◆ PROBLEMS TO WORK ON
1. In the essay on tribalism, how did fellow Africans in America reply when the writer asked which tribe they belonged to?
2. Drawing on the essay on tribalism, explain why the writer and most Africans in America have become tribal-indifferent.
3. Write the next paragraph of the essay on tribalism, beginning right after its final sentence.

◆ TEXT SHOWN
▬▬▬
It took some brainwashing to get here. Living in West Africa, color was
never really a big issue. But West Africans are human, and we need to
discriminate too. So instead of racism, we invented tribalism. There’s the
smart tribe, the dumb tribe, the hard-working tribe, the lazy tribe, the
money-hungry tribe, and the cold, ruthless tribe. And naturally, one tribe that
is unanimously blamed for life's many injustices: the "master" tribe.
So it’s not uncommon to witness fights along tribal lines, and deaths
resulting from them. Certain tribes get picked on, while others get all the
breaks. Inter-tribal relationships are generally frowned upon, though,
secretly, some would view marriage to a "master" tribe member as "moving
up." Sometimes it seems as if tribal lines are all everybody thinks about,
as if what tribe a person belongs to is more significant than who that
person is.
Until you come to America.
Living in a culture that doesn't recognize such sub-divisions, or value
their significance, dampens our obsession with the issue. On the rare
occasion that I’ve asked a fellow African what tribe he/she belonged to,
their reply was a genuinely confused, "Why?" As if the question was just
silly.
So now I’m tribal-indifferent. As are most Africans in America. Because
tribalism just seems silly.
▬▬▬
◆ DATA SECTION
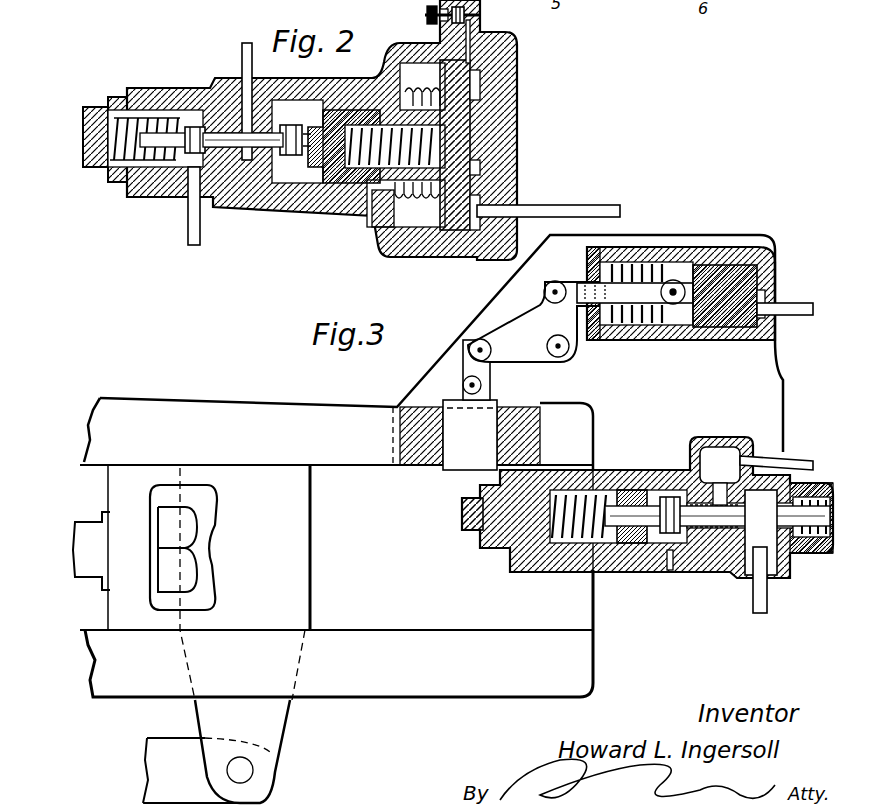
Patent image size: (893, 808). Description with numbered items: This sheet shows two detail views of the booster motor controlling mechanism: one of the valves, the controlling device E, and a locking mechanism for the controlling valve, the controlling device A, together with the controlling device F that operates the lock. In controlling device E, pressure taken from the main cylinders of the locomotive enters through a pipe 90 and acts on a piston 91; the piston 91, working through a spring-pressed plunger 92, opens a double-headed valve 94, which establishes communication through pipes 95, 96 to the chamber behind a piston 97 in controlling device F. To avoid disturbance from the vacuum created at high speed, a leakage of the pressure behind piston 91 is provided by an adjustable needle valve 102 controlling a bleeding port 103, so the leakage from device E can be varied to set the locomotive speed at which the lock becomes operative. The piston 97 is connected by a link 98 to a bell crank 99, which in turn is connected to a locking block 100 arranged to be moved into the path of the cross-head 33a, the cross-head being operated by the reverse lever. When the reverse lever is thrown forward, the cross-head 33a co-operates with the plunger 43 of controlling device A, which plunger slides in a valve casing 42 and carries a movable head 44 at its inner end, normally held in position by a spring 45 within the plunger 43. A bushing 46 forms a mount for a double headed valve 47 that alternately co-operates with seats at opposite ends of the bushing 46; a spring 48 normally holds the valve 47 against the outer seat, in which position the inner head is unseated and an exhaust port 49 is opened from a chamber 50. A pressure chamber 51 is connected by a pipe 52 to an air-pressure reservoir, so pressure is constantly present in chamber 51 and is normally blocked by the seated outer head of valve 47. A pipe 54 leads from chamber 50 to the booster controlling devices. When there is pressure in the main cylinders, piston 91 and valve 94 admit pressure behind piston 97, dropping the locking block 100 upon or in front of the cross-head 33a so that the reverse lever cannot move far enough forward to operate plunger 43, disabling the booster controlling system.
▬▬▬
◆ THE RESULTS
1. They replied with a genuinely confused "Why?"

2. Living in an American culture that neither recognizes tribal sub-divisions nor values their significance dampens the obsession with them. As a result, tribalism comes to seem silly.

3.
But to many Americans, racism doesn't seem silly, and as a black person, I
have gotten caught up in the whole sorry spectacle. It runs my life to the
point that race has become an essential adjective, and the first thing I
notice when I meet someone of a different ethnicity: "I was at the mall when
this Asian woman...", "Guess what, this White guy..." By using the person's
color or race, I have saved myself the time of having to say anything else.
Race is descriptive enough. I am color-conscious.
But as I surround myself with more people of different races it becomes
harder to rely upon the pre-conceptions. And recently I have found myself
omitting the generalizations, opting instead to use more individual
characteristics: "cute", "smart-as-heck", "dumb-as-dirt". Exposure is
gradually nudging race out of my descriptions. It’s beginning to seem less
significant. I am learning, and the more I learn, the less I see. I am
becoming color-blind.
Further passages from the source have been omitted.